▶ **SET PROBLEM**
Rewrite the data from its first line through the line containing "brand-name: Guest Internet", inclusive, with "screenshot" replaced by "image" and nothing else changed. Give only those lines.

▶ **GIVEN DATA**

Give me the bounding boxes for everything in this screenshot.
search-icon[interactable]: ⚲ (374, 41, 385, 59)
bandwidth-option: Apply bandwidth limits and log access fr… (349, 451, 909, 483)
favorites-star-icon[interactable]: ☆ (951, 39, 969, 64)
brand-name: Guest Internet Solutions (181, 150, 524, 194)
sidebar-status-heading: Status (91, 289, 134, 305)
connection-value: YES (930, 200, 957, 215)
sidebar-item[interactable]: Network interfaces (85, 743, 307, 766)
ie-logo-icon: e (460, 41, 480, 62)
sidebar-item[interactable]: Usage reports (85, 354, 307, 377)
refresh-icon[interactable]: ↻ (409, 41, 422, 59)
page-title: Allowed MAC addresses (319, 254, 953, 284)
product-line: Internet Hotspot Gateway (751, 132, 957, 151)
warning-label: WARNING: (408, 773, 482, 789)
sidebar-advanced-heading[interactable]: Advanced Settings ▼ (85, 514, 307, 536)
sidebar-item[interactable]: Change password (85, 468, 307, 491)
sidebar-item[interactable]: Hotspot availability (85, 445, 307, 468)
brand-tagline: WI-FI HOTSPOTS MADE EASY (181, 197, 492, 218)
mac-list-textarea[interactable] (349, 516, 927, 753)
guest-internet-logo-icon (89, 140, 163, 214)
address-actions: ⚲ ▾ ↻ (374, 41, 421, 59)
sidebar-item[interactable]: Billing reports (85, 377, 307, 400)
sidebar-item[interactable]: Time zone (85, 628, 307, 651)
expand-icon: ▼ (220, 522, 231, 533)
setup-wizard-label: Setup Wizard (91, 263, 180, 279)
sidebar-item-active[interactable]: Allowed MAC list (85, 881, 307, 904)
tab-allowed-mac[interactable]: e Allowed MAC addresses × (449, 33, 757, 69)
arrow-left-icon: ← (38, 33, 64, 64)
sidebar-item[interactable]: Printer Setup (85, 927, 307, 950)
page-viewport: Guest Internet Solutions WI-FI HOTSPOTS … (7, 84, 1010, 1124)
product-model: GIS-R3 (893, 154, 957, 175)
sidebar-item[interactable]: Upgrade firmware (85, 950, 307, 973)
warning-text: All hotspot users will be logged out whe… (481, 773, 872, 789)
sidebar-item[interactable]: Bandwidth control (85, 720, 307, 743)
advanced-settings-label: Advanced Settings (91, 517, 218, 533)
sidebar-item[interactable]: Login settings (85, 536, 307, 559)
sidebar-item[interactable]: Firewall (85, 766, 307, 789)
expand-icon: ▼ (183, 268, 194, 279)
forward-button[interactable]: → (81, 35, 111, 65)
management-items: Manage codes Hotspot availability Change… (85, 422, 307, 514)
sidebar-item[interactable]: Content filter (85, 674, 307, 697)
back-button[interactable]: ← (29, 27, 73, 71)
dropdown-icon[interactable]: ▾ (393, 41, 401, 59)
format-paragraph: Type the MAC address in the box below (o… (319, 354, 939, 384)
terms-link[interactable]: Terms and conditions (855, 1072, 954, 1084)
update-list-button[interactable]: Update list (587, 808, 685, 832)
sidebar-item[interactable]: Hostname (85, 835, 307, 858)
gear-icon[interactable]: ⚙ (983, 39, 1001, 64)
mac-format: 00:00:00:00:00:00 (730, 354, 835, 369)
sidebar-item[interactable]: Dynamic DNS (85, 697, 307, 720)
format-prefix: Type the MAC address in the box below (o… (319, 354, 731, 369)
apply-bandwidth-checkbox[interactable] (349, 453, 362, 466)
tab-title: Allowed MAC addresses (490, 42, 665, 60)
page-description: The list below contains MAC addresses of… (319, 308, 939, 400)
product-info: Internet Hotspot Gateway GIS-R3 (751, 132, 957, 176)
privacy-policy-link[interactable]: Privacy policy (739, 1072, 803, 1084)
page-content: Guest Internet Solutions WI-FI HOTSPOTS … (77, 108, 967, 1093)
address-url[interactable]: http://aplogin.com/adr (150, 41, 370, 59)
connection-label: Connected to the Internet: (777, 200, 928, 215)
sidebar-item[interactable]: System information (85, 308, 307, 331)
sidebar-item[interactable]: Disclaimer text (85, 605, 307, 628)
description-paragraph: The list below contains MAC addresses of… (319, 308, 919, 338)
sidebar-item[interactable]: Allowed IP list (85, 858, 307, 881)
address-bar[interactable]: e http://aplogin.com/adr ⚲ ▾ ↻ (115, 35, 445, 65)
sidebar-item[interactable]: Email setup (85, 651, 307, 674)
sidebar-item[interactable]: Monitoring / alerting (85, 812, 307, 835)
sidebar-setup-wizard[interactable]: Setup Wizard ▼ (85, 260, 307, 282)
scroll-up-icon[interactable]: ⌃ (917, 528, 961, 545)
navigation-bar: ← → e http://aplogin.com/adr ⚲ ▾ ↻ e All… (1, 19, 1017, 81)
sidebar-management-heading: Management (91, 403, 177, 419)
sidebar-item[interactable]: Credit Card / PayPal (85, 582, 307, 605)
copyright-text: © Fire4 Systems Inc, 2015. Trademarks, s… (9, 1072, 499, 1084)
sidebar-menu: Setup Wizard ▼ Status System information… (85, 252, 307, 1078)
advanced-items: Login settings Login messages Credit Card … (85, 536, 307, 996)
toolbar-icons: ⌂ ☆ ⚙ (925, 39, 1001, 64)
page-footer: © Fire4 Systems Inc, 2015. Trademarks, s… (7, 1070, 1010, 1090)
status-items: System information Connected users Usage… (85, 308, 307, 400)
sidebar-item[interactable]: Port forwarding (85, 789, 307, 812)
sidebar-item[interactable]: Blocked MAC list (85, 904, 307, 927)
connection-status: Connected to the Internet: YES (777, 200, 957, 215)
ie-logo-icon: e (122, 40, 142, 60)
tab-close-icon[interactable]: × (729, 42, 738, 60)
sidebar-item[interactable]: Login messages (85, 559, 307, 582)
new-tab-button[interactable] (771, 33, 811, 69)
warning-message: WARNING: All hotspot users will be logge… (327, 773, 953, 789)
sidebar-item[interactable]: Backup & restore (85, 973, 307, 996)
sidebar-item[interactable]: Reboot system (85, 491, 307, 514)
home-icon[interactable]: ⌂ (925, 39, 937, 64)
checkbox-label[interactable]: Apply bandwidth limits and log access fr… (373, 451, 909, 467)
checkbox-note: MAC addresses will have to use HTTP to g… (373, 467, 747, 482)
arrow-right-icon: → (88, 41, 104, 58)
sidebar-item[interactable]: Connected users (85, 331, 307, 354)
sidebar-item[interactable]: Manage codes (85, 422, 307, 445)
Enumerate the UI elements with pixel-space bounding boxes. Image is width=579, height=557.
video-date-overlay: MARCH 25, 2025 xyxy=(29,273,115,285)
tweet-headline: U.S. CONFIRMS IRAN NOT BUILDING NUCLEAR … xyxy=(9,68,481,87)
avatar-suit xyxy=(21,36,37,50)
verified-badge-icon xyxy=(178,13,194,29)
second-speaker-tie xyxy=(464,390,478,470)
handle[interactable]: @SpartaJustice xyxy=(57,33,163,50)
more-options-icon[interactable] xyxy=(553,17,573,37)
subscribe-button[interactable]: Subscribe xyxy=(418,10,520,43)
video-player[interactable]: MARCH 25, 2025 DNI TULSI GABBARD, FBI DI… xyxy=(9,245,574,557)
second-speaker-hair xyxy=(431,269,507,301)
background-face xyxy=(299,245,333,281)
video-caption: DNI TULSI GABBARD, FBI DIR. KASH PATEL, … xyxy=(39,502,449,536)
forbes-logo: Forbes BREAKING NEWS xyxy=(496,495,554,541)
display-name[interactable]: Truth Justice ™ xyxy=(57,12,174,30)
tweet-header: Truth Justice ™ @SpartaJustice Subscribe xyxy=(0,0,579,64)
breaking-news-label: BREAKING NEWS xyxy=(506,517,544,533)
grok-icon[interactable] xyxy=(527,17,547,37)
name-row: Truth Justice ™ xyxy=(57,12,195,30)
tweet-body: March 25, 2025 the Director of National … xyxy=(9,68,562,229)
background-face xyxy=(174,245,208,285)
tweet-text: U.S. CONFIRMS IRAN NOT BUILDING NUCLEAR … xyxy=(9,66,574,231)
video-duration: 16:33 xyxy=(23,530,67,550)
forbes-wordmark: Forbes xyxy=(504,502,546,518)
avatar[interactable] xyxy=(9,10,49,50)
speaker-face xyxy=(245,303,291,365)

▶ **TASK RESPONSE**
Give me the bounding boxes for everything in this image.
search-icon[interactable]: ⚲ (374, 41, 385, 59)
bandwidth-option: Apply bandwidth limits and log access fr… (349, 451, 909, 483)
favorites-star-icon[interactable]: ☆ (951, 39, 969, 64)
brand-name: Guest Internet Solutions (181, 150, 524, 194)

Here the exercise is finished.